What the task asks: Work through the data below line by line and say how many lines hold "them"; give only the number.

Data excerpts:
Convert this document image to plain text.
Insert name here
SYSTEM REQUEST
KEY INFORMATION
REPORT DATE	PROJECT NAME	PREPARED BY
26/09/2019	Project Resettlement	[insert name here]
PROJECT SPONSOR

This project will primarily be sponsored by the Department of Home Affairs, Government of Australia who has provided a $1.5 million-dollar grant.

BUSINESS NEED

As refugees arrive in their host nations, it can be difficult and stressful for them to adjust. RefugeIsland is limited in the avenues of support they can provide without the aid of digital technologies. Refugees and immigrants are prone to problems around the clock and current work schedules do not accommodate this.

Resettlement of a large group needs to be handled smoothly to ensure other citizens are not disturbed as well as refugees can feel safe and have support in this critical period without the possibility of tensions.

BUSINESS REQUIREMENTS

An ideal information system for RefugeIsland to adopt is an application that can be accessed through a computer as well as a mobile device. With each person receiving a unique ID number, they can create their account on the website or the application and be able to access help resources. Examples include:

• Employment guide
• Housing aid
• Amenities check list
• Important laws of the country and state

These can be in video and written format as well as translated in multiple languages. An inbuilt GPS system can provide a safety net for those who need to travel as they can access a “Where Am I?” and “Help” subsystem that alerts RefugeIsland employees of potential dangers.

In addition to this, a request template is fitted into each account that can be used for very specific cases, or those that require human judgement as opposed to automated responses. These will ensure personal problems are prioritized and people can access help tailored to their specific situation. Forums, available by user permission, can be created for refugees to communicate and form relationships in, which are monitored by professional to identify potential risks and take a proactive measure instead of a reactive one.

--

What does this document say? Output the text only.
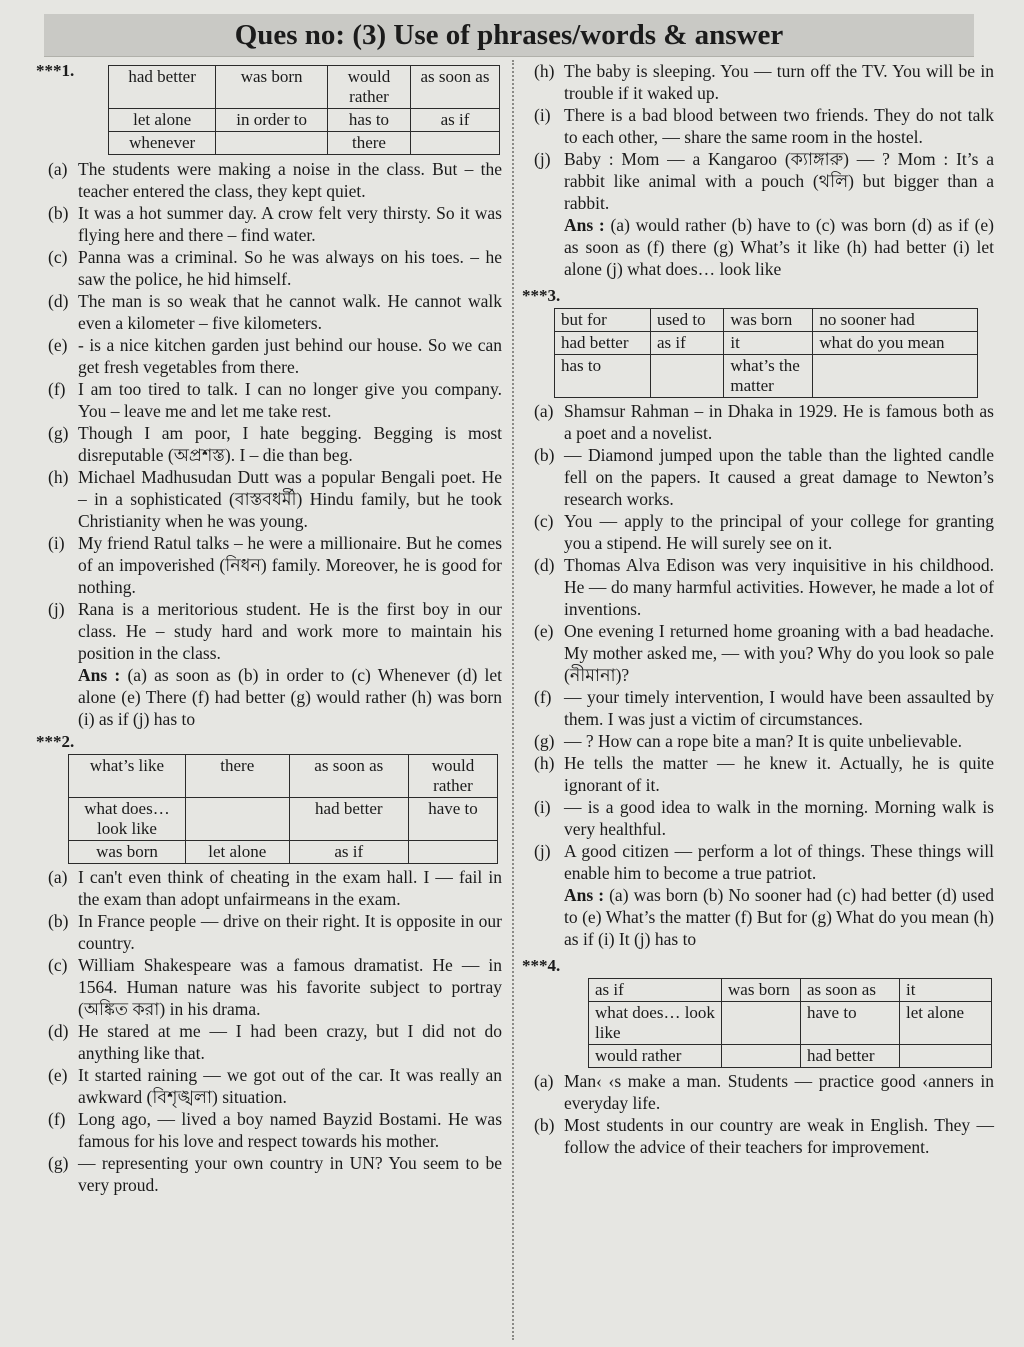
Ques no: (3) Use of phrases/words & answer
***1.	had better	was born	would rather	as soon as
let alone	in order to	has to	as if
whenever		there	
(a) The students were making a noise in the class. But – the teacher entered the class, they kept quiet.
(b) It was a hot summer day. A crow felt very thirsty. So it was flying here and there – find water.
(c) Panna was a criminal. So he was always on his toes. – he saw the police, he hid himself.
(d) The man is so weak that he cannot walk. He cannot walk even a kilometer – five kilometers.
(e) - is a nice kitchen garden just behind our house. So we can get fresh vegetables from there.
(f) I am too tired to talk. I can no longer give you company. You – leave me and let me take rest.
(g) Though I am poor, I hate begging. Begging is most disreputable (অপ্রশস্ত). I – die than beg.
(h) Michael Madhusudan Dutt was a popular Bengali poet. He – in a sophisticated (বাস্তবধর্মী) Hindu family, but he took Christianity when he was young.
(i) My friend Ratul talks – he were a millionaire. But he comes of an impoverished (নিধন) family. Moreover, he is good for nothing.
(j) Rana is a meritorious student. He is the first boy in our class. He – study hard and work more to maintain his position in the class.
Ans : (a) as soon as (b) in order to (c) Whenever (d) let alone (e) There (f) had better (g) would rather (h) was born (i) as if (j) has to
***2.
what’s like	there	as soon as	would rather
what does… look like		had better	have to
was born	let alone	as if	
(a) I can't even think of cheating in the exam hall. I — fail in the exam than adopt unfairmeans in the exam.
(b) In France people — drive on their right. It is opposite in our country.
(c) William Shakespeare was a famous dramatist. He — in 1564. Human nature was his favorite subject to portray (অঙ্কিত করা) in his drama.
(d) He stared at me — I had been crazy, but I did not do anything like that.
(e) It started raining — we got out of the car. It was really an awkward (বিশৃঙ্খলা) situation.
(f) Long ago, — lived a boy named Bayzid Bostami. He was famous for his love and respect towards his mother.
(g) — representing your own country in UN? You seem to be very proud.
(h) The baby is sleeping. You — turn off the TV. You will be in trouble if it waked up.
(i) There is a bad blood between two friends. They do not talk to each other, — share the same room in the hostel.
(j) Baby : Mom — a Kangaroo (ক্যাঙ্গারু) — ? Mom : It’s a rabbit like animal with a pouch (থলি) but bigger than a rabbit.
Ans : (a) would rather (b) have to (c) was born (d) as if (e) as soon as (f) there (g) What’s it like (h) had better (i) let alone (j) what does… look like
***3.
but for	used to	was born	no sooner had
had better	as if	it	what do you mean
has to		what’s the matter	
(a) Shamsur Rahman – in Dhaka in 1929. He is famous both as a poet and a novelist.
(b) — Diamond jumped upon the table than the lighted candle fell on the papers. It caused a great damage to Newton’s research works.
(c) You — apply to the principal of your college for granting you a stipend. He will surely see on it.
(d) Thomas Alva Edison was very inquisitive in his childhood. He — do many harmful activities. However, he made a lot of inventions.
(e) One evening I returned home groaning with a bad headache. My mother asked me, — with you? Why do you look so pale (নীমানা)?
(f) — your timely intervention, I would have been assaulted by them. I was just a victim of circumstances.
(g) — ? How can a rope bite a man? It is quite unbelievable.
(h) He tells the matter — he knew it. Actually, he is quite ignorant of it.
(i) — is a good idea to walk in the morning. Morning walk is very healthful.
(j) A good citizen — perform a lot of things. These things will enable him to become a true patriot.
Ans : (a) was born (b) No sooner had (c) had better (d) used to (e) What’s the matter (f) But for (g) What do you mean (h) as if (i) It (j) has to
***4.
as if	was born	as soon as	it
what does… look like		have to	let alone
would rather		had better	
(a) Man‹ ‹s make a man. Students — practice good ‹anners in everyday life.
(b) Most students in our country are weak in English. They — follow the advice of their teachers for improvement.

Response: 2